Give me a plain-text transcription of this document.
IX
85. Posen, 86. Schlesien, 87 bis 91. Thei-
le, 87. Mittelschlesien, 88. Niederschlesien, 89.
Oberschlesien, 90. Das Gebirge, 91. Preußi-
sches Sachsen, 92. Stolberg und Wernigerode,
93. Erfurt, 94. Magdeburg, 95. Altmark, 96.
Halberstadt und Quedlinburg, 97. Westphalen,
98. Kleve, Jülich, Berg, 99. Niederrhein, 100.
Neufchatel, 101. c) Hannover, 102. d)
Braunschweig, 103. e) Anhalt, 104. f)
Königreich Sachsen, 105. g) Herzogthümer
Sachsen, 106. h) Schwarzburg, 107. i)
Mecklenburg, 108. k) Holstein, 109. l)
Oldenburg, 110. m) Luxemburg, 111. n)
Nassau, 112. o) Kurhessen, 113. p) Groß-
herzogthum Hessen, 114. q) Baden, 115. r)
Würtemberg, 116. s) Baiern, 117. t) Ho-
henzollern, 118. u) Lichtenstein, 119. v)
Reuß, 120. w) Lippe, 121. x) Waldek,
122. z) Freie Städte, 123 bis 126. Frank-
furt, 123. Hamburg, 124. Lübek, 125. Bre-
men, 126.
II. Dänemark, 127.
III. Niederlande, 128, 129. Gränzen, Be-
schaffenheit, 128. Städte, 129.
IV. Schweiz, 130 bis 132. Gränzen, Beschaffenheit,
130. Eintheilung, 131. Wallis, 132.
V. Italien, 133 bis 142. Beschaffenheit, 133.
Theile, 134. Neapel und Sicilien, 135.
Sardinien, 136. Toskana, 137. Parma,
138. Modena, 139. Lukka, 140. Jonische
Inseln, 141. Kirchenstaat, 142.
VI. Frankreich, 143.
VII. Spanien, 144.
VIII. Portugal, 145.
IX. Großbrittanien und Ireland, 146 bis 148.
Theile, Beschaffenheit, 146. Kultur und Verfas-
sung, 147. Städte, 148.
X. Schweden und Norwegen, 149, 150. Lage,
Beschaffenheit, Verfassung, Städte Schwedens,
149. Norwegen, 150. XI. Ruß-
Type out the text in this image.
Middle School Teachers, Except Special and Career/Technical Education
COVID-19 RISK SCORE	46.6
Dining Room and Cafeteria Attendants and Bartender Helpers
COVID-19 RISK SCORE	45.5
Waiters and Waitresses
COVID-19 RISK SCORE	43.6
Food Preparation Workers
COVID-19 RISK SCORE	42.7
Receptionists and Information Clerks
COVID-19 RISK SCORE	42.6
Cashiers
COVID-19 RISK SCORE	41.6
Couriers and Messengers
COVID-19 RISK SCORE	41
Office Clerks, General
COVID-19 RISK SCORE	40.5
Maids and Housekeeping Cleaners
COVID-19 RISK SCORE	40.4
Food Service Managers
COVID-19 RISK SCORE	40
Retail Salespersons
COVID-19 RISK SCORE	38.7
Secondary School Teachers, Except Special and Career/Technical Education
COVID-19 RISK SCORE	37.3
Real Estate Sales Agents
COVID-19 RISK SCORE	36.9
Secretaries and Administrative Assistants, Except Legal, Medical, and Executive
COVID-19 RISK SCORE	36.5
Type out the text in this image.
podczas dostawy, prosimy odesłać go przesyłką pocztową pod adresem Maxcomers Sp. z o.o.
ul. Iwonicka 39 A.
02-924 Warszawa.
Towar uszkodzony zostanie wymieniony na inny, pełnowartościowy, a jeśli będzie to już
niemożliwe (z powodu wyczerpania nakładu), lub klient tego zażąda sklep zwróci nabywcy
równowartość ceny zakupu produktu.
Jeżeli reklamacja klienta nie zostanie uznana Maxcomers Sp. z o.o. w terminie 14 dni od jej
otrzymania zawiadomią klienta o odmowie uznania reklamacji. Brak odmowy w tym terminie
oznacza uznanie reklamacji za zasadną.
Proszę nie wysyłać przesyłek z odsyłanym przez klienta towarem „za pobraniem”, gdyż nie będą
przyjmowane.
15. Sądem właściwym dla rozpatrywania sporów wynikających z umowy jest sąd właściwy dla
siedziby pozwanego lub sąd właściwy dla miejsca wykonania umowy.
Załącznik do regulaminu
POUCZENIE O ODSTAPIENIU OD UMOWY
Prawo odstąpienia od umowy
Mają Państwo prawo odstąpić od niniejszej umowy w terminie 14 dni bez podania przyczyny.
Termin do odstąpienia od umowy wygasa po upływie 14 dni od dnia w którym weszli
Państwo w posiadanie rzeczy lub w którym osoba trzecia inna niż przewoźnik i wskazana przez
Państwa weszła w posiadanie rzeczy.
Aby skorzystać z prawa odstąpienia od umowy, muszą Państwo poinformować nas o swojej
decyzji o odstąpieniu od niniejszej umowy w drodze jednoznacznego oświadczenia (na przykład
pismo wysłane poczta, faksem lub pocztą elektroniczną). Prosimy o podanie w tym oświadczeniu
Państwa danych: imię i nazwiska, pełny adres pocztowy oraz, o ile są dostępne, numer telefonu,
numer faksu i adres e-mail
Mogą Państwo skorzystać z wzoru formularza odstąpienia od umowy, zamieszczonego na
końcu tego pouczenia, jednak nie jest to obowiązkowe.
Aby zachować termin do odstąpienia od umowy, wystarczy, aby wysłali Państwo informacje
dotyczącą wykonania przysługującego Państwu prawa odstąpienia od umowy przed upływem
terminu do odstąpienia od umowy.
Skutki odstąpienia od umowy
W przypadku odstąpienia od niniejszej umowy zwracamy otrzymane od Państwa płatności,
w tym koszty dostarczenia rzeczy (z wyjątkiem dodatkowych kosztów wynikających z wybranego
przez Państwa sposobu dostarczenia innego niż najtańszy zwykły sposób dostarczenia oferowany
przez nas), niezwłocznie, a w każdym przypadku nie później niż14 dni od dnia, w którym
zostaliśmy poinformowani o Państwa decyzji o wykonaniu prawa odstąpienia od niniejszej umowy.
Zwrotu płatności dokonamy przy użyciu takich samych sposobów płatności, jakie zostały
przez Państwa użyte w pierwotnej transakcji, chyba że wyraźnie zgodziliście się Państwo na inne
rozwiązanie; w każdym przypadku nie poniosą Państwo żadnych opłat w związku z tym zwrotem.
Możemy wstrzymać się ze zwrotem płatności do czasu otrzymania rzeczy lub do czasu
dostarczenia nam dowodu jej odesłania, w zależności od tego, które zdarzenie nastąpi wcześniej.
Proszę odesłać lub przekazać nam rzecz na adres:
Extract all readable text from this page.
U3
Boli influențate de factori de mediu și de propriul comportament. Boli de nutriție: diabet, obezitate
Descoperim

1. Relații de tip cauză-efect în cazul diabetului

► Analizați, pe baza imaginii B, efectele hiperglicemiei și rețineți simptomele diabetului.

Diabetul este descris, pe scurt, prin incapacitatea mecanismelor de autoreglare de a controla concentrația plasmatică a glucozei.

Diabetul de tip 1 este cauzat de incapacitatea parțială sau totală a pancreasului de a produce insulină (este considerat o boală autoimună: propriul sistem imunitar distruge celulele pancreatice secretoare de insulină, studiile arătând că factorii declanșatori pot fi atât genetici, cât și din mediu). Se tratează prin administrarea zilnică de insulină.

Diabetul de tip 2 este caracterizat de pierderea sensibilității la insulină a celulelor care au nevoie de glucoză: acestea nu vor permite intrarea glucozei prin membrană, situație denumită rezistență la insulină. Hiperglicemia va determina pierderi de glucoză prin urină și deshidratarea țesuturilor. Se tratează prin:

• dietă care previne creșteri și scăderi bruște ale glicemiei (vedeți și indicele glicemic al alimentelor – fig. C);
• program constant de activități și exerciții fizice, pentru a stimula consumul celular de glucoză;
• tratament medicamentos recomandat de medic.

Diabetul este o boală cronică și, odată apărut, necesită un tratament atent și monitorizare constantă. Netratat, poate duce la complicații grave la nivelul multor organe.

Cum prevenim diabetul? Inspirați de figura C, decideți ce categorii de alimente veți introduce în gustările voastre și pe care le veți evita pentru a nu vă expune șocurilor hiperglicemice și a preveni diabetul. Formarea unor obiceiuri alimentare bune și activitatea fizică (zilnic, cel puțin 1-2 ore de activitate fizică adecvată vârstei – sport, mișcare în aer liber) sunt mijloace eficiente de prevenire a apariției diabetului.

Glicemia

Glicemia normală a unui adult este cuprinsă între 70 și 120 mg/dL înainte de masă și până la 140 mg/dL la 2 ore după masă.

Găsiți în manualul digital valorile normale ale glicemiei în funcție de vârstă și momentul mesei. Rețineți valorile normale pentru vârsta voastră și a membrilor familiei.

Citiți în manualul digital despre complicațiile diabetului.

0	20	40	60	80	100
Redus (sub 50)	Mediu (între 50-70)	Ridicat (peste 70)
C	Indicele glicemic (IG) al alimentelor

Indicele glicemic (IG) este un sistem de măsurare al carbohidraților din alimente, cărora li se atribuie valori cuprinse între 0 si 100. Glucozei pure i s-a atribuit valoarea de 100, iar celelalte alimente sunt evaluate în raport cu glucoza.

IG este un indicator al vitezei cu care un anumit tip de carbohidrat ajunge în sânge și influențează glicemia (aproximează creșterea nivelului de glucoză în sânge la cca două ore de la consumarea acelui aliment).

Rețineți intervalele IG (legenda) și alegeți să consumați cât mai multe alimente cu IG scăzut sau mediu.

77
—————
◆ TASK DETAILS
Look through the data and gather every line with the string "rzeczy" in it.

◆ EXERCISE OUTPUT
Państwo w posiadanie rzeczy lub w którym osoba trzecia inna niż przewoźnik i wskazana przez
Państwa weszła w posiadanie rzeczy.
w tym koszty dostarczenia rzeczy (z wyjątkiem dodatkowych kosztów wynikających z wybranego
Możemy wstrzymać się ze zwrotem płatności do czasu otrzymania rzeczy lub do czasu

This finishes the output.